(Beginning of Dataset entries)

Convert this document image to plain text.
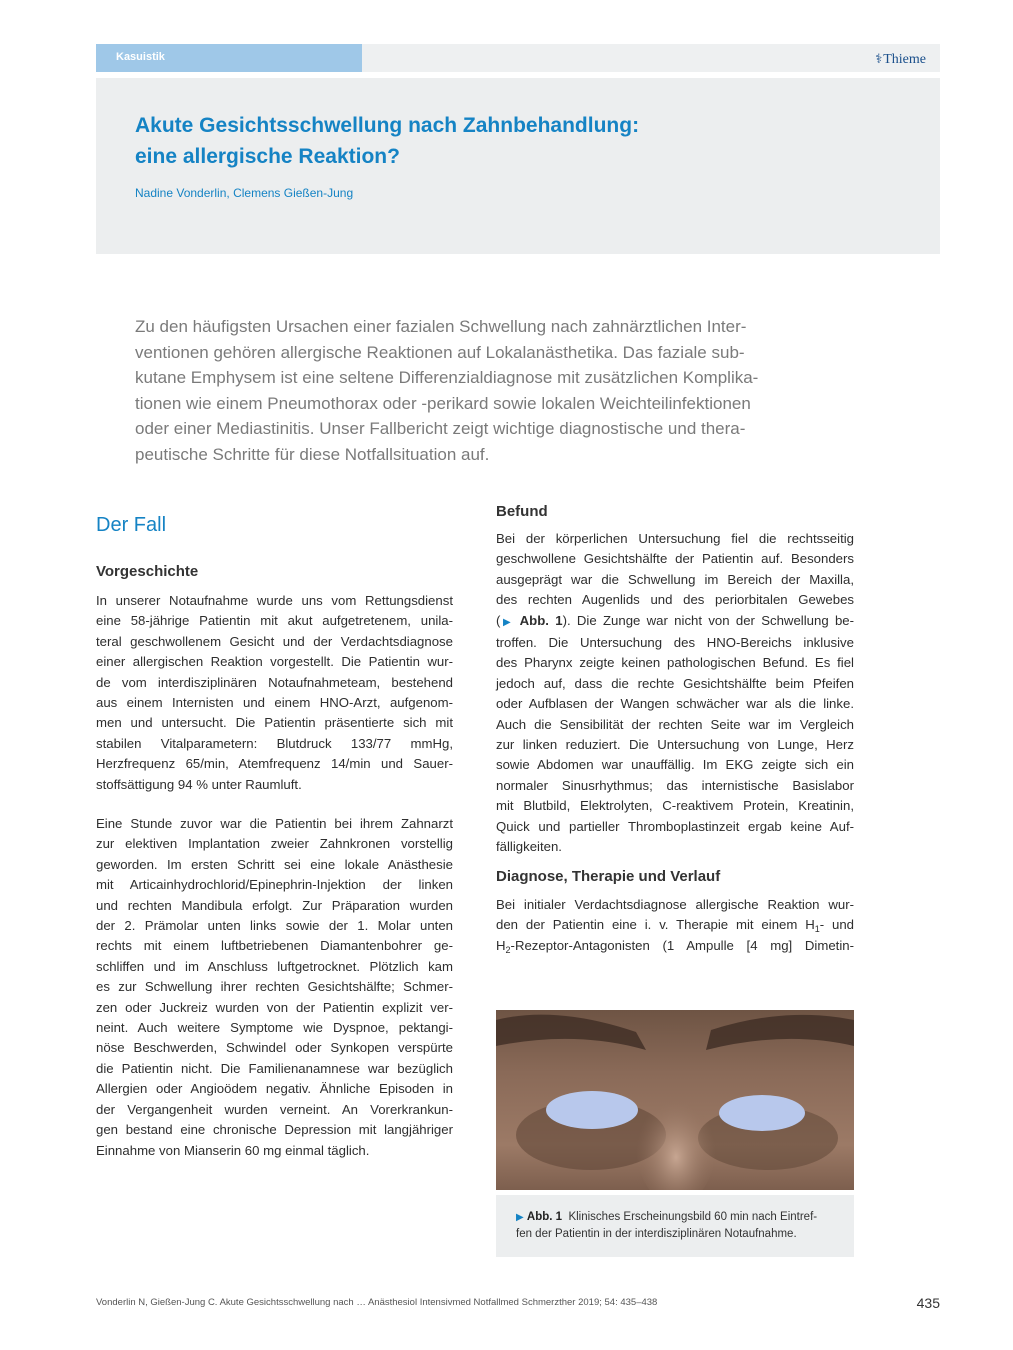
Kasuistik	⚕Thieme
Akute Gesichtsschwellung nach Zahnbehandlung:
eine allergische Reaktion?
Nadine Vonderlin, Clemens Gießen-Jung
Zu den häufigsten Ursachen einer fazialen Schwellung nach zahnärztlichen Inter-
ventionen gehören allergische Reaktionen auf Lokalanästhetika. Das faziale sub-
kutane Emphysem ist eine seltene Differenzialdiagnose mit zusätzlichen Komplika-
tionen wie einem Pneumothorax oder -perikard sowie lokalen Weichteilinfektionen
oder einer Mediastinitis. Unser Fallbericht zeigt wichtige diagnostische und thera-
peutische Schritte für diese Notfallsituation auf.
Der Fall
Vorgeschichte
In unserer Notaufnahme wurde uns vom Rettungsdienst
eine 58-jährige Patientin mit akut aufgetretenem, unila-
teral geschwollenem Gesicht und der Verdachtsdiagnose
einer allergischen Reaktion vorgestellt. Die Patientin wur-
de vom interdisziplinären Notaufnahmeteam, bestehend
aus einem Internisten und einem HNO-Arzt, aufgenom-
men und untersucht. Die Patientin präsentierte sich mit
stabilen Vitalparametern: Blutdruck 133/77 mmHg,
Herzfrequenz 65/min, Atemfrequenz 14/min und Sauer-
stoffsättigung 94 % unter Raumluft.
Eine Stunde zuvor war die Patientin bei ihrem Zahnarzt
zur elektiven Implantation zweier Zahnkronen vorstellig
geworden. Im ersten Schritt sei eine lokale Anästhesie
mit Articainhydrochlorid/Epinephrin-Injektion der linken
und rechten Mandibula erfolgt. Zur Präparation wurden
der 2. Prämolar unten links sowie der 1. Molar unten
rechts mit einem luftbetriebenen Diamantenbohrer ge-
schliffen und im Anschluss luftgetrocknet. Plötzlich kam
es zur Schwellung ihrer rechten Gesichtshälfte; Schmer-
zen oder Juckreiz wurden von der Patientin explizit ver-
neint. Auch weitere Symptome wie Dyspnoe, pektangi-
nöse Beschwerden, Schwindel oder Synkopen verspürte
die Patientin nicht. Die Familienanamnese war bezüglich
Allergien oder Angioödem negativ. Ähnliche Episoden in
der Vergangenheit wurden verneint. An Vorerkrankun-
gen bestand eine chronische Depression mit langjähriger
Einnahme von Mianserin 60 mg einmal täglich.
Befund
Bei der körperlichen Untersuchung fiel die rechtsseitig
geschwollene Gesichtshälfte der Patientin auf. Besonders
ausgeprägt war die Schwellung im Bereich der Maxilla,
des rechten Augenlids und des periorbitalen Gewebes
(▶ Abb. 1). Die Zunge war nicht von der Schwellung be-
troffen. Die Untersuchung des HNO-Bereichs inklusive
des Pharynx zeigte keinen pathologischen Befund. Es fiel
jedoch auf, dass die rechte Gesichtshälfte beim Pfeifen
oder Aufblasen der Wangen schwächer war als die linke.
Auch die Sensibilität der rechten Seite war im Vergleich
zur linken reduziert. Die Untersuchung von Lunge, Herz
sowie Abdomen war unauffällig. Im EKG zeigte sich ein
normaler Sinusrhythmus; das internistische Basislabor
mit Blutbild, Elektrolyten, C-reaktivem Protein, Kreatinin,
Quick und partieller Thromboplastinzeit ergab keine Auf-
fälligkeiten.
Diagnose, Therapie und Verlauf
Bei initialer Verdachtsdiagnose allergische Reaktion wur-
den der Patientin eine i. v. Therapie mit einem $H_1-$ und
$H_2-Rezeptor$-Antagonisten (1 Ampulle [4 mg] Dimetin-
▶ Abb. 1 Klinisches Erscheinungsbild 60 min nach Eintref-
fen der Patientin in der interdisziplinären Notaufnahme.
Vonderlin N, Gießen-Jung C. Akute Gesichtsschwellung nach … Anästhesiol Intensivmed Notfallmed Schmerzther 2019; 54: 435–438	435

(End of Dataset entries)

**Your assignment:** What's needed is an exact copy of every entry, minus the pictures.

**Expected output:**
Convert this document image to plain text.
Kasuistik	⚕Thieme
Akute Gesichtsschwellung nach Zahnbehandlung:
eine allergische Reaktion?
Nadine Vonderlin, Clemens Gießen-Jung
Zu den häufigsten Ursachen einer fazialen Schwellung nach zahnärztlichen Inter-
ventionen gehören allergische Reaktionen auf Lokalanästhetika. Das faziale sub-
kutane Emphysem ist eine seltene Differenzialdiagnose mit zusätzlichen Komplika-
tionen wie einem Pneumothorax oder -perikard sowie lokalen Weichteilinfektionen
oder einer Mediastinitis. Unser Fallbericht zeigt wichtige diagnostische und thera-
peutische Schritte für diese Notfallsituation auf.
Der Fall
Vorgeschichte
In unserer Notaufnahme wurde uns vom Rettungsdienst
eine 58-jährige Patientin mit akut aufgetretenem, unila-
teral geschwollenem Gesicht und der Verdachtsdiagnose
einer allergischen Reaktion vorgestellt. Die Patientin wur-
de vom interdisziplinären Notaufnahmeteam, bestehend
aus einem Internisten und einem HNO-Arzt, aufgenom-
men und untersucht. Die Patientin präsentierte sich mit
stabilen Vitalparametern: Blutdruck 133/77 mmHg,
Herzfrequenz 65/min, Atemfrequenz 14/min und Sauer-
stoffsättigung 94 % unter Raumluft.
Eine Stunde zuvor war die Patientin bei ihrem Zahnarzt
zur elektiven Implantation zweier Zahnkronen vorstellig
geworden. Im ersten Schritt sei eine lokale Anästhesie
mit Articainhydrochlorid/Epinephrin-Injektion der linken
und rechten Mandibula erfolgt. Zur Präparation wurden
der 2. Prämolar unten links sowie der 1. Molar unten
rechts mit einem luftbetriebenen Diamantenbohrer ge-
schliffen und im Anschluss luftgetrocknet. Plötzlich kam
es zur Schwellung ihrer rechten Gesichtshälfte; Schmer-
zen oder Juckreiz wurden von der Patientin explizit ver-
neint. Auch weitere Symptome wie Dyspnoe, pektangi-
nöse Beschwerden, Schwindel oder Synkopen verspürte
die Patientin nicht. Die Familienanamnese war bezüglich
Allergien oder Angioödem negativ. Ähnliche Episoden in
der Vergangenheit wurden verneint. An Vorerkrankun-
gen bestand eine chronische Depression mit langjähriger
Einnahme von Mianserin 60 mg einmal täglich.
Befund
Bei der körperlichen Untersuchung fiel die rechtsseitig
geschwollene Gesichtshälfte der Patientin auf. Besonders
ausgeprägt war die Schwellung im Bereich der Maxilla,
des rechten Augenlids und des periorbitalen Gewebes
(▶ Abb. 1). Die Zunge war nicht von der Schwellung be-
troffen. Die Untersuchung des HNO-Bereichs inklusive
des Pharynx zeigte keinen pathologischen Befund. Es fiel
jedoch auf, dass die rechte Gesichtshälfte beim Pfeifen
oder Aufblasen der Wangen schwächer war als die linke.
Auch die Sensibilität der rechten Seite war im Vergleich
zur linken reduziert. Die Untersuchung von Lunge, Herz
sowie Abdomen war unauffällig. Im EKG zeigte sich ein
normaler Sinusrhythmus; das internistische Basislabor
mit Blutbild, Elektrolyten, C-reaktivem Protein, Kreatinin,
Quick und partieller Thromboplastinzeit ergab keine Auf-
fälligkeiten.
Diagnose, Therapie und Verlauf
Bei initialer Verdachtsdiagnose allergische Reaktion wur-
den der Patientin eine i. v. Therapie mit einem $H_1-$ und
$H_2-Rezeptor$-Antagonisten (1 Ampulle [4 mg] Dimetin-
▶ Abb. 1 Klinisches Erscheinungsbild 60 min nach Eintref-
fen der Patientin in der interdisziplinären Notaufnahme.
Vonderlin N, Gießen-Jung C. Akute Gesichtsschwellung nach … Anästhesiol Intensivmed Notfallmed Schmerzther 2019; 54: 435–438	435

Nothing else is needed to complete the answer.